> _Written problem_
Extract the full listing verbatim and drop any pictures from your copy.

> _Given data_
____

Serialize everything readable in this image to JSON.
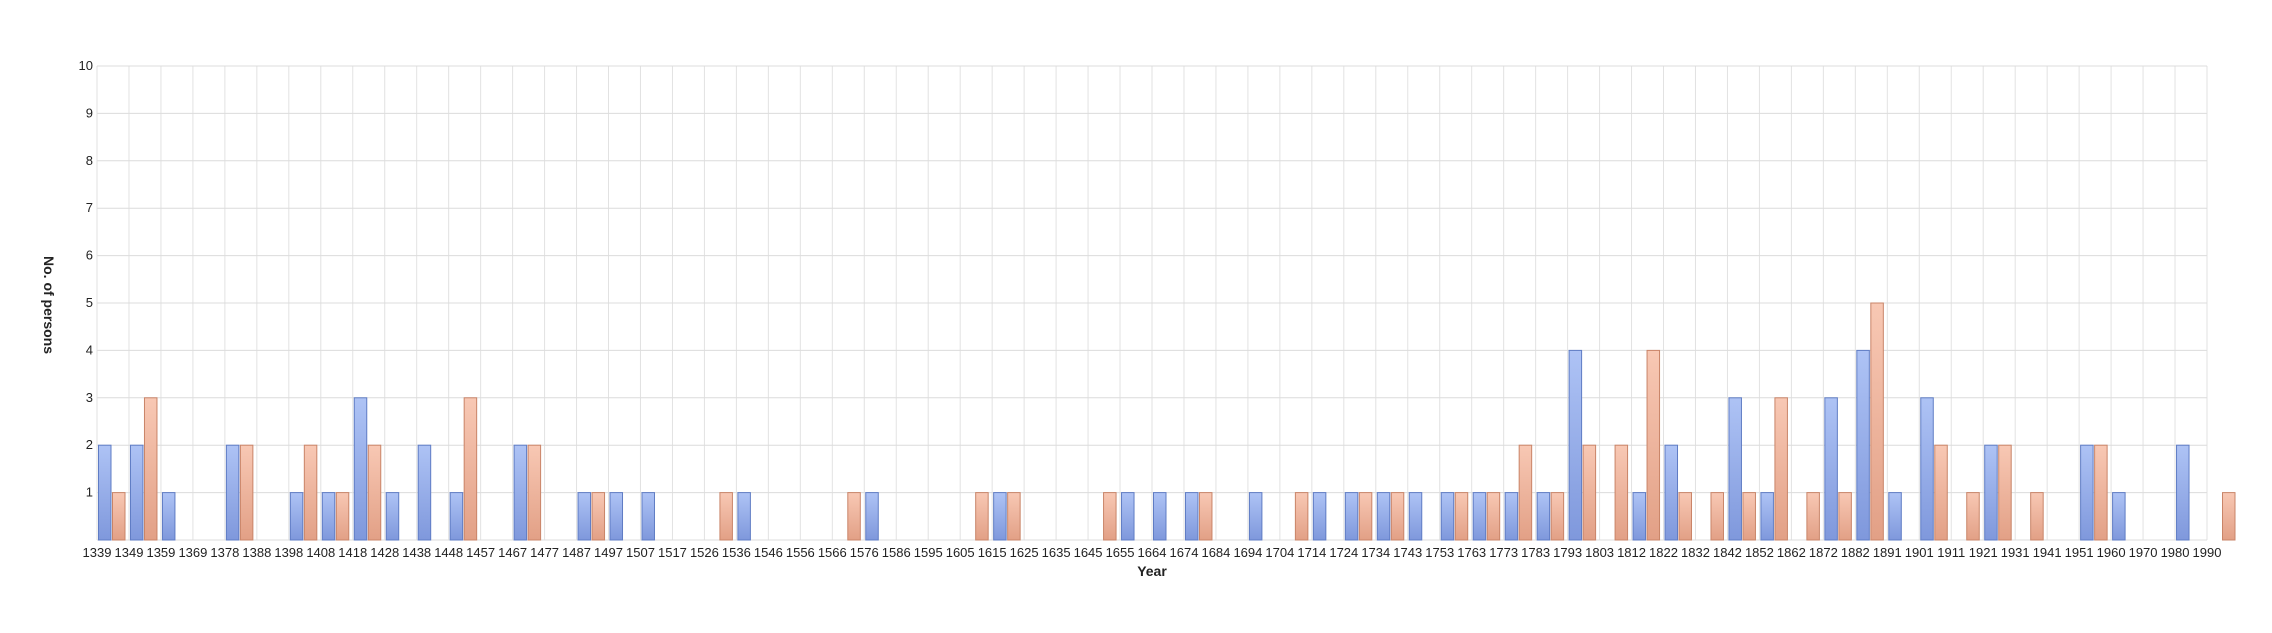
{
  "chart_data": {
    "type": "bar",
    "xlabel": "Year",
    "ylabel": "No. of persons",
    "ylim": [
      0,
      10
    ],
    "yticks": [
      1,
      2,
      3,
      4,
      5,
      6,
      7,
      8,
      9,
      10
    ],
    "grid": true,
    "categories": [
      "1339",
      "1349",
      "1359",
      "1369",
      "1378",
      "1388",
      "1398",
      "1408",
      "1418",
      "1428",
      "1438",
      "1448",
      "1457",
      "1467",
      "1477",
      "1487",
      "1497",
      "1507",
      "1517",
      "1526",
      "1536",
      "1546",
      "1556",
      "1566",
      "1576",
      "1586",
      "1595",
      "1605",
      "1615",
      "1625",
      "1635",
      "1645",
      "1655",
      "1664",
      "1674",
      "1684",
      "1694",
      "1704",
      "1714",
      "1724",
      "1734",
      "1743",
      "1753",
      "1763",
      "1773",
      "1783",
      "1793",
      "1803",
      "1812",
      "1822",
      "1832",
      "1842",
      "1852",
      "1862",
      "1872",
      "1882",
      "1891",
      "1901",
      "1911",
      "1921",
      "1931",
      "1941",
      "1951",
      "1960",
      "1970",
      "1980",
      "1990"
    ],
    "series": [
      {
        "color": "#8aa6ea",
        "values": [
          2,
          2,
          1,
          0,
          2,
          0,
          1,
          1,
          3,
          1,
          2,
          1,
          0,
          2,
          0,
          1,
          1,
          1,
          0,
          0,
          1,
          0,
          0,
          0,
          1,
          0,
          0,
          0,
          1,
          0,
          0,
          0,
          1,
          1,
          1,
          0,
          1,
          0,
          1,
          1,
          1,
          1,
          1,
          1,
          1,
          1,
          4,
          0,
          1,
          2,
          0,
          3,
          1,
          0,
          3,
          4,
          1,
          3,
          0,
          2,
          0,
          0,
          2,
          1,
          0,
          2,
          0
        ]
      },
      {
        "color": "#eeaa92",
        "values": [
          1,
          3,
          0,
          0,
          2,
          0,
          2,
          1,
          2,
          0,
          0,
          3,
          0,
          2,
          0,
          1,
          0,
          0,
          0,
          1,
          0,
          0,
          0,
          1,
          0,
          0,
          0,
          1,
          1,
          0,
          0,
          1,
          0,
          0,
          1,
          0,
          0,
          1,
          0,
          1,
          1,
          0,
          1,
          1,
          2,
          1,
          2,
          2,
          4,
          1,
          1,
          1,
          3,
          1,
          1,
          5,
          0,
          2,
          1,
          2,
          1,
          0,
          2,
          0,
          0,
          0,
          1
        ]
      }
    ]
  }
}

____

> _Correct response_
Serialize everything readable in this image to JSON.
{
  "chart_data": {
    "type": "bar",
    "xlabel": "Year",
    "ylabel": "No. of persons",
    "ylim": [
      0,
      10
    ],
    "yticks": [
      1,
      2,
      3,
      4,
      5,
      6,
      7,
      8,
      9,
      10
    ],
    "grid": true,
    "categories": [
      "1339",
      "1349",
      "1359",
      "1369",
      "1378",
      "1388",
      "1398",
      "1408",
      "1418",
      "1428",
      "1438",
      "1448",
      "1457",
      "1467",
      "1477",
      "1487",
      "1497",
      "1507",
      "1517",
      "1526",
      "1536",
      "1546",
      "1556",
      "1566",
      "1576",
      "1586",
      "1595",
      "1605",
      "1615",
      "1625",
      "1635",
      "1645",
      "1655",
      "1664",
      "1674",
      "1684",
      "1694",
      "1704",
      "1714",
      "1724",
      "1734",
      "1743",
      "1753",
      "1763",
      "1773",
      "1783",
      "1793",
      "1803",
      "1812",
      "1822",
      "1832",
      "1842",
      "1852",
      "1862",
      "1872",
      "1882",
      "1891",
      "1901",
      "1911",
      "1921",
      "1931",
      "1941",
      "1951",
      "1960",
      "1970",
      "1980",
      "1990"
    ],
    "series": [
      {
        "color": "#8aa6ea",
        "values": [
          2,
          2,
          1,
          0,
          2,
          0,
          1,
          1,
          3,
          1,
          2,
          1,
          0,
          2,
          0,
          1,
          1,
          1,
          0,
          0,
          1,
          0,
          0,
          0,
          1,
          0,
          0,
          0,
          1,
          0,
          0,
          0,
          1,
          1,
          1,
          0,
          1,
          0,
          1,
          1,
          1,
          1,
          1,
          1,
          1,
          1,
          4,
          0,
          1,
          2,
          0,
          3,
          1,
          0,
          3,
          4,
          1,
          3,
          0,
          2,
          0,
          0,
          2,
          1,
          0,
          2,
          0
        ]
      },
      {
        "color": "#eeaa92",
        "values": [
          1,
          3,
          0,
          0,
          2,
          0,
          2,
          1,
          2,
          0,
          0,
          3,
          0,
          2,
          0,
          1,
          0,
          0,
          0,
          1,
          0,
          0,
          0,
          1,
          0,
          0,
          0,
          1,
          1,
          0,
          0,
          1,
          0,
          0,
          1,
          0,
          0,
          1,
          0,
          1,
          1,
          0,
          1,
          1,
          2,
          1,
          2,
          2,
          4,
          1,
          1,
          1,
          3,
          1,
          1,
          5,
          0,
          2,
          1,
          2,
          1,
          0,
          2,
          0,
          0,
          0,
          1
        ]
      }
    ]
  }
}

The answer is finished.